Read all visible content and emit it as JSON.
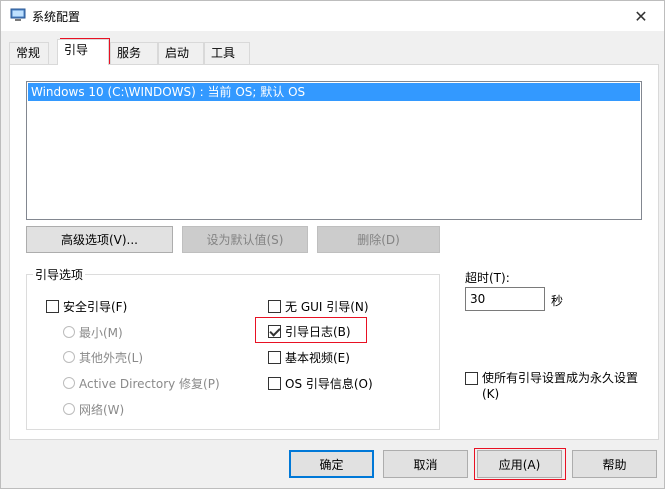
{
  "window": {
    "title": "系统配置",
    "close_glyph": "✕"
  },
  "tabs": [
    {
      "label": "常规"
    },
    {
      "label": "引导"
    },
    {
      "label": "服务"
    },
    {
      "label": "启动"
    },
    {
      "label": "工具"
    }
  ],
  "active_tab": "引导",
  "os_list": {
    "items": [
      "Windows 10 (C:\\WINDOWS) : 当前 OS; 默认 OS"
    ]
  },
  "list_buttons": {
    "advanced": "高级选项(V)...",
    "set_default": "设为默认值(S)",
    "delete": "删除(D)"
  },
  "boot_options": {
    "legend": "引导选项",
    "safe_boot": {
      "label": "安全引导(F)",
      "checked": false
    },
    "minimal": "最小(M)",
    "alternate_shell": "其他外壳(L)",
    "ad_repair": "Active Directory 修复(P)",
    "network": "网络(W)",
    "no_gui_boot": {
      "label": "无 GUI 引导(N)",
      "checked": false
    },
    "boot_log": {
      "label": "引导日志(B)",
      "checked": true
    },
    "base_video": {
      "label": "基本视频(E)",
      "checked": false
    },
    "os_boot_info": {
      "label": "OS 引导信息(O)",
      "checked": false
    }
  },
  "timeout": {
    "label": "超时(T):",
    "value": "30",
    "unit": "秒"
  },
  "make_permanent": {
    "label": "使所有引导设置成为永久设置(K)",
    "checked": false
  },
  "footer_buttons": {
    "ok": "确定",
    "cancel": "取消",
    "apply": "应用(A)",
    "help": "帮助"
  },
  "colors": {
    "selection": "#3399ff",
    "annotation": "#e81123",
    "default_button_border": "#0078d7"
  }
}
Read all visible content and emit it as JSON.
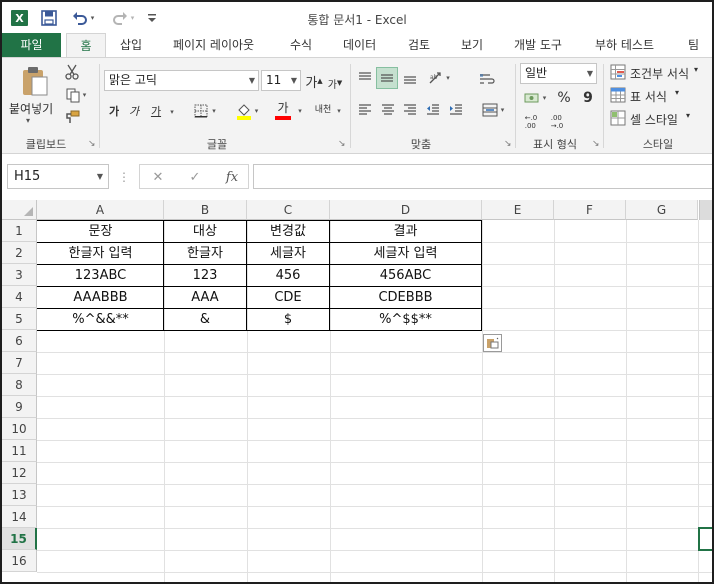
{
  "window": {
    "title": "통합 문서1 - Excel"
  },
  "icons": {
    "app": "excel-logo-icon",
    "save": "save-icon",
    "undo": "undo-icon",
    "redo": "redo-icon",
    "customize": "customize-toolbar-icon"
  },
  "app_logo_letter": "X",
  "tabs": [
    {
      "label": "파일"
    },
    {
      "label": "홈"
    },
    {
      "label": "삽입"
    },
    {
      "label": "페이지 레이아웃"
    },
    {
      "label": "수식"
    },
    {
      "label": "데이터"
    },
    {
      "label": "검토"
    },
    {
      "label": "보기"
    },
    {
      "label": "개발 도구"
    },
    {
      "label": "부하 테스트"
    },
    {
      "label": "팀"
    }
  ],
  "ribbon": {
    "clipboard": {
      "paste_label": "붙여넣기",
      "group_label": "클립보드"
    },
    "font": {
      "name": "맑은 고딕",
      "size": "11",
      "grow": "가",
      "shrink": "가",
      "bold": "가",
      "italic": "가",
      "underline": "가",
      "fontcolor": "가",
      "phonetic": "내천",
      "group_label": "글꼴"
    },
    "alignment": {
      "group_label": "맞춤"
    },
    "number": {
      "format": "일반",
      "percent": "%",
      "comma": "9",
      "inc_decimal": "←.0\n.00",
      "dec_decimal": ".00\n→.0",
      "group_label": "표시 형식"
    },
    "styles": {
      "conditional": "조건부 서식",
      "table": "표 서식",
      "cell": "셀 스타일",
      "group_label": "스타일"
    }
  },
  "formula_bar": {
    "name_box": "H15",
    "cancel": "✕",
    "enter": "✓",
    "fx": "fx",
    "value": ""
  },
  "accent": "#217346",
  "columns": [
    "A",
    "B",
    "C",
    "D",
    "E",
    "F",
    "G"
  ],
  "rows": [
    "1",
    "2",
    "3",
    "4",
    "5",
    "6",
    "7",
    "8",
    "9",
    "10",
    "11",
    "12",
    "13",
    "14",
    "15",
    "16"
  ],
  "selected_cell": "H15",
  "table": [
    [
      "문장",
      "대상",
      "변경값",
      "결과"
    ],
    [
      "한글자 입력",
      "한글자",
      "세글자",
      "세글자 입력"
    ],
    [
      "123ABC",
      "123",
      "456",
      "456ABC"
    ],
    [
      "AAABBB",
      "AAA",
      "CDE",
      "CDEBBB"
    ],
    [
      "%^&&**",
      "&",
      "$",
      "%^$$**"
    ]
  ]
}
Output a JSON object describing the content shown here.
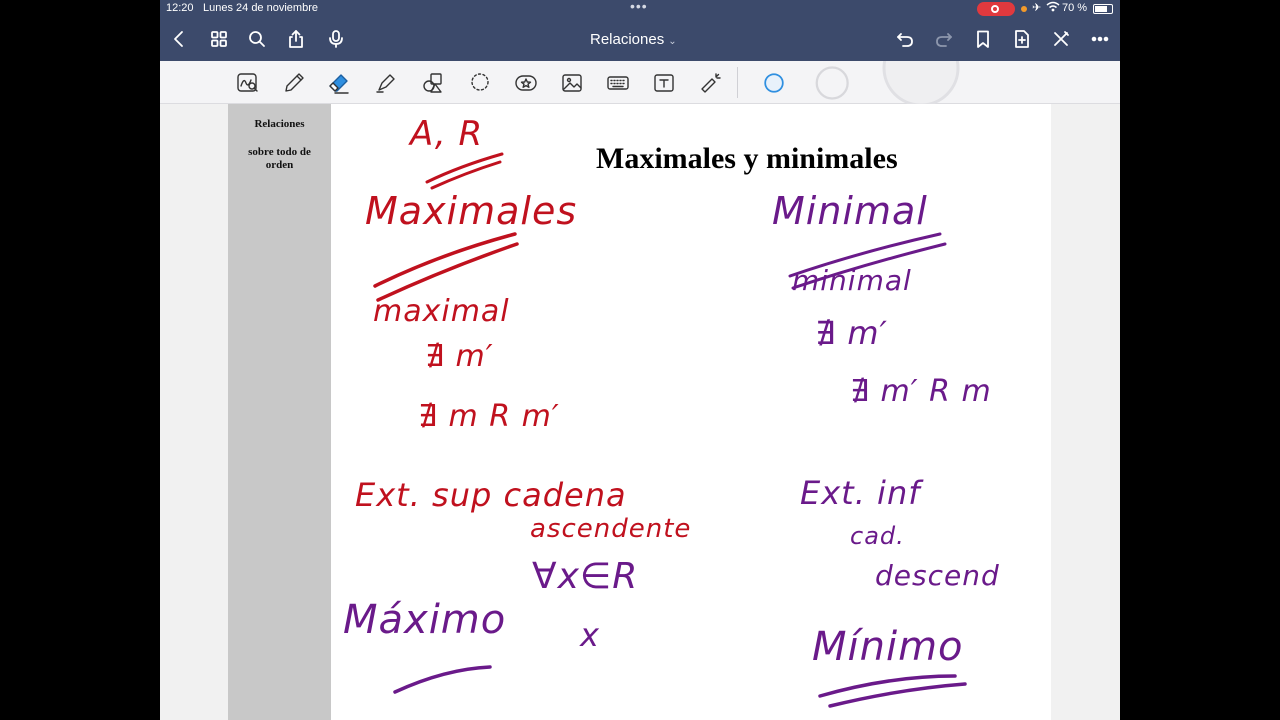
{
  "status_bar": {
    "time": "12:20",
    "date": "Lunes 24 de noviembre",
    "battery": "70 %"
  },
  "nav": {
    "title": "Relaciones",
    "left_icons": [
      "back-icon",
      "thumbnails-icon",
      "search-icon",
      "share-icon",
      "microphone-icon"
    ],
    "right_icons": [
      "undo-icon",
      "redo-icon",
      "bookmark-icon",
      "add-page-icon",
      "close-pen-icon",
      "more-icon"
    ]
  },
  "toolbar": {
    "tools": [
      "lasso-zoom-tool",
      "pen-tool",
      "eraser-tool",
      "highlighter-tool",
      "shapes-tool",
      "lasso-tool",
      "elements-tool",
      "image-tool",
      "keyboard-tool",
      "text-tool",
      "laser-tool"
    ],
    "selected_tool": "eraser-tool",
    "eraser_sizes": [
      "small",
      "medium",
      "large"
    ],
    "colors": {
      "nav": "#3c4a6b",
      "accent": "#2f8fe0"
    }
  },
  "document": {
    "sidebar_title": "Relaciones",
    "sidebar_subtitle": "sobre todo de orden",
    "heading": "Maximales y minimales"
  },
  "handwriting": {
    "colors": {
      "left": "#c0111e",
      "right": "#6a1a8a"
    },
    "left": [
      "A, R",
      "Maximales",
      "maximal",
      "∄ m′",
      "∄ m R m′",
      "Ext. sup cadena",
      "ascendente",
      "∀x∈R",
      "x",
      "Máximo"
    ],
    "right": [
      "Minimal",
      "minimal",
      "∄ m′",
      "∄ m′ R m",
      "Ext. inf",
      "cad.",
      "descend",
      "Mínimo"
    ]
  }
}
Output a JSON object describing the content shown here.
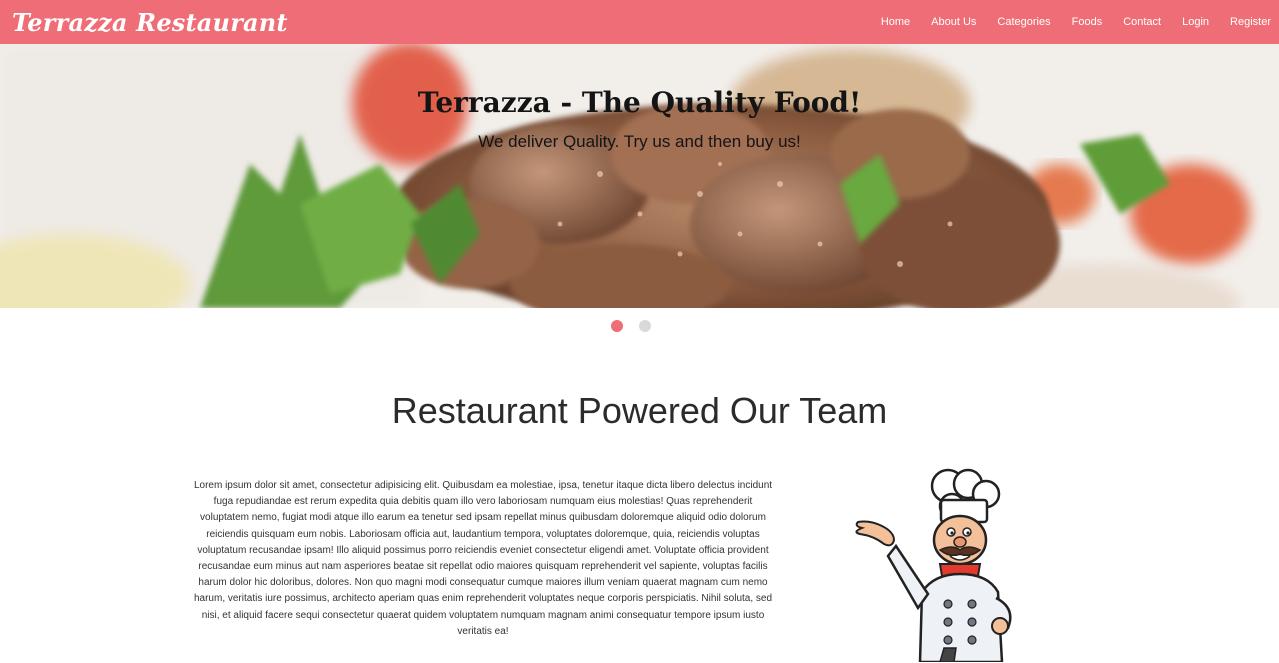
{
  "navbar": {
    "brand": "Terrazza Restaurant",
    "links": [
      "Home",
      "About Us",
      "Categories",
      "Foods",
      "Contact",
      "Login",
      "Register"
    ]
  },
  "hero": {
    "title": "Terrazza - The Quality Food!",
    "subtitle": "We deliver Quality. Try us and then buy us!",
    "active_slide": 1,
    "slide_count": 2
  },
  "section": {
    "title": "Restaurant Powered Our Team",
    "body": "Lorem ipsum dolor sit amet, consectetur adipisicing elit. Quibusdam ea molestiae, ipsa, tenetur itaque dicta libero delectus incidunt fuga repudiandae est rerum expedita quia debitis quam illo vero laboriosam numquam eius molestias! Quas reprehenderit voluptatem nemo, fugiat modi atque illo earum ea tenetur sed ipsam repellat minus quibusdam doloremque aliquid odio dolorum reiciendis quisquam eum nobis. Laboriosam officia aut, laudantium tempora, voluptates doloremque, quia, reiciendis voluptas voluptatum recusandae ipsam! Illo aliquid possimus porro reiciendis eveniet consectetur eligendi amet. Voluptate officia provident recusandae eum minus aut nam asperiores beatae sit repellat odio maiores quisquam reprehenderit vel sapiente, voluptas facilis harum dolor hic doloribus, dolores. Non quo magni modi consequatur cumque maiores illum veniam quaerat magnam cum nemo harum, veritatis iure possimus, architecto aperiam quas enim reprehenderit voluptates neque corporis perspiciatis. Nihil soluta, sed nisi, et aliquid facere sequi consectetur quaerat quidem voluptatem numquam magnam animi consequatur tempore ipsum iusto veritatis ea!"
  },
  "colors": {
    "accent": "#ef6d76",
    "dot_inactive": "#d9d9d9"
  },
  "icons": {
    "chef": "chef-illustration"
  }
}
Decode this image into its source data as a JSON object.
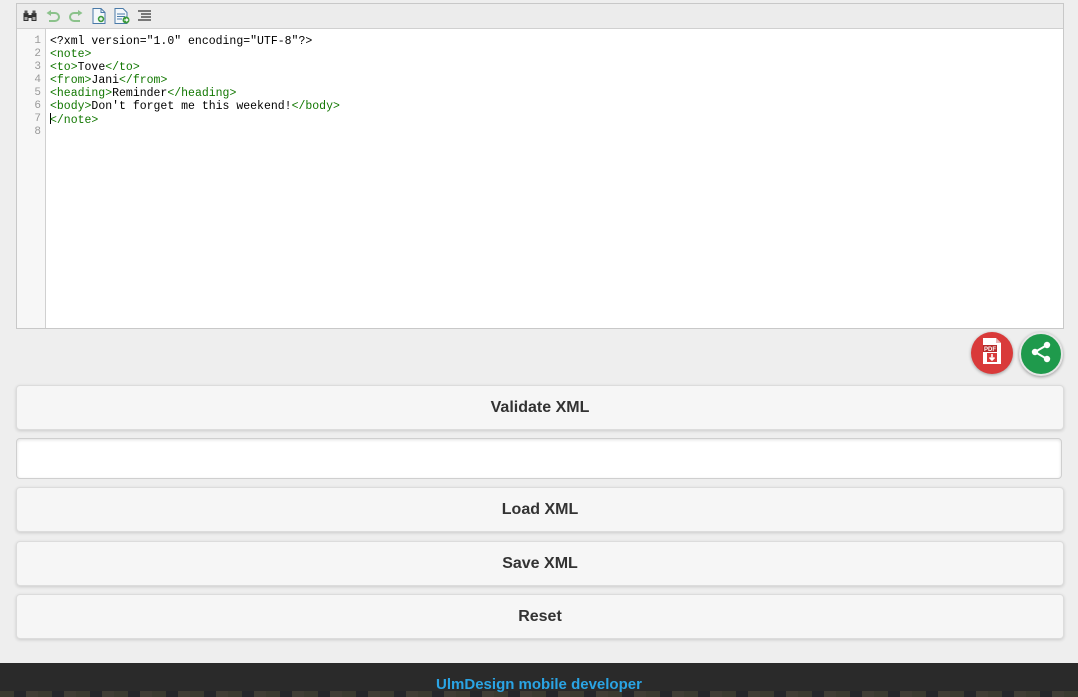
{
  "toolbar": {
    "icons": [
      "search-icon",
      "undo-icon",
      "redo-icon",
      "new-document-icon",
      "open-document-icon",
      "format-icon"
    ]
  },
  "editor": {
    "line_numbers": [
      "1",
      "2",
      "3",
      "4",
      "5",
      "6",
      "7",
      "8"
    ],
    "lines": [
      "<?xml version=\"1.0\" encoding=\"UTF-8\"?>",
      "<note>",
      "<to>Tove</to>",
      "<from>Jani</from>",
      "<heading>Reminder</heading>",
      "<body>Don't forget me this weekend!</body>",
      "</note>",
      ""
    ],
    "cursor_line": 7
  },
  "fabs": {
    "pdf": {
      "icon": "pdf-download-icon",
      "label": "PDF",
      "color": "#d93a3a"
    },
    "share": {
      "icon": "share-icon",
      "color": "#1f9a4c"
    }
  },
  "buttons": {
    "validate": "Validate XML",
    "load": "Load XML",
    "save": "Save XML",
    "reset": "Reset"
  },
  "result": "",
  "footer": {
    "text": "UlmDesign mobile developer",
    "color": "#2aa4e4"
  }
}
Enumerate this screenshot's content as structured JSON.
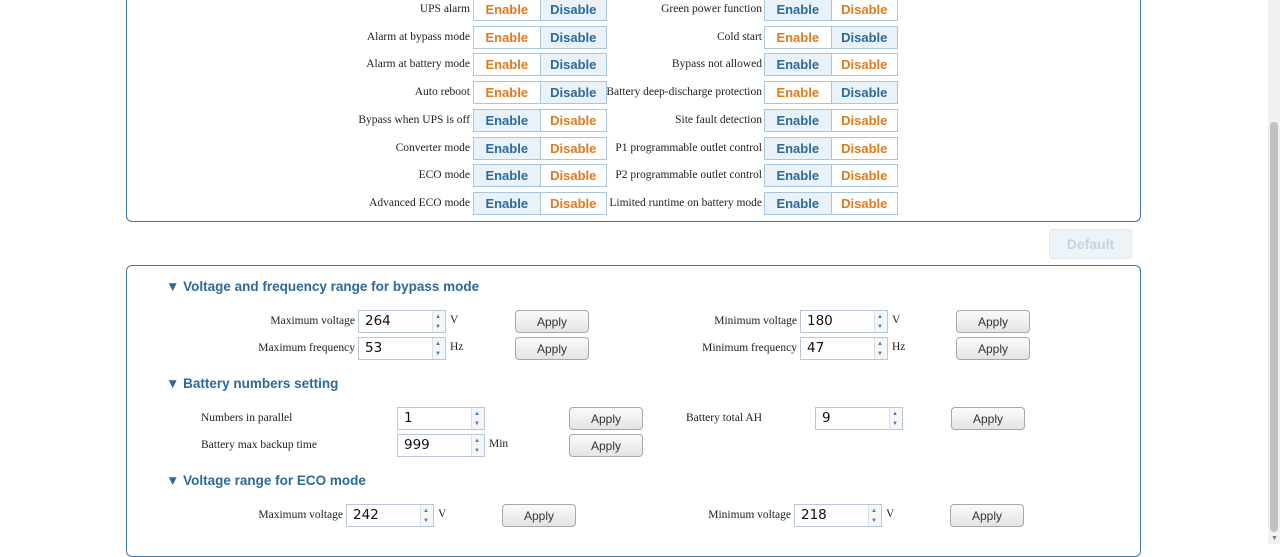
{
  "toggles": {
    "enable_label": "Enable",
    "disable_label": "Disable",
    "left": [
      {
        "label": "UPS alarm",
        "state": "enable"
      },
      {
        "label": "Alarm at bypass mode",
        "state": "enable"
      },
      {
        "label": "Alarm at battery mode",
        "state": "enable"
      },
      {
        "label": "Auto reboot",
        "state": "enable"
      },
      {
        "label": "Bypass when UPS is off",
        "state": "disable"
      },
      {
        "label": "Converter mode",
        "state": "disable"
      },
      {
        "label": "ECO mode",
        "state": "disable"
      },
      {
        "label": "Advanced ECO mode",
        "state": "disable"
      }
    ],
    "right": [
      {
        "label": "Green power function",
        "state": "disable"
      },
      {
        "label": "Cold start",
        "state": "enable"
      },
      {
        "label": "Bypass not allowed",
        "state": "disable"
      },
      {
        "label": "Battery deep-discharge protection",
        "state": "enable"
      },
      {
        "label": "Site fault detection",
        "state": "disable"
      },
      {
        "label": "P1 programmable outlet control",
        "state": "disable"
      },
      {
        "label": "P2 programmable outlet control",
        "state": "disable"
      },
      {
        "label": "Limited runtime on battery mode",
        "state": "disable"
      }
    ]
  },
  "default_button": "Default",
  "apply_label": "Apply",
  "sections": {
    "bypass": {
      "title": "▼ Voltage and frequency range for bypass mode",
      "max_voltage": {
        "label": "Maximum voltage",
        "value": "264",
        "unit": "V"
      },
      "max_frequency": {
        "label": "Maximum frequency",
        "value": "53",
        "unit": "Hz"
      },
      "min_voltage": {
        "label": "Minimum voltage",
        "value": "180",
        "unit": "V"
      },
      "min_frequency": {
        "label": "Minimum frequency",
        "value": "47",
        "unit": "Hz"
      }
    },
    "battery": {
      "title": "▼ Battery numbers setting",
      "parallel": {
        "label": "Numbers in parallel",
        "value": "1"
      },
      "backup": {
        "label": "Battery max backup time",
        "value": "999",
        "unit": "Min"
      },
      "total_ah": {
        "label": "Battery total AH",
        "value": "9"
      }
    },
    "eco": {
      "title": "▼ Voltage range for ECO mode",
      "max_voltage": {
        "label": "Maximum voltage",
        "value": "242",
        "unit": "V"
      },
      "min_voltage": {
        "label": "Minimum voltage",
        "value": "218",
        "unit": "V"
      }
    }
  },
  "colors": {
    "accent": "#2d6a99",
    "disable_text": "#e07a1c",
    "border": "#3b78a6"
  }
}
—————
| Aim of the exercise |
Copy every line above that includes the string "outlet".

| The answer |
        "label": "P1 programmable outlet control",
        "label": "P2 programmable outlet control",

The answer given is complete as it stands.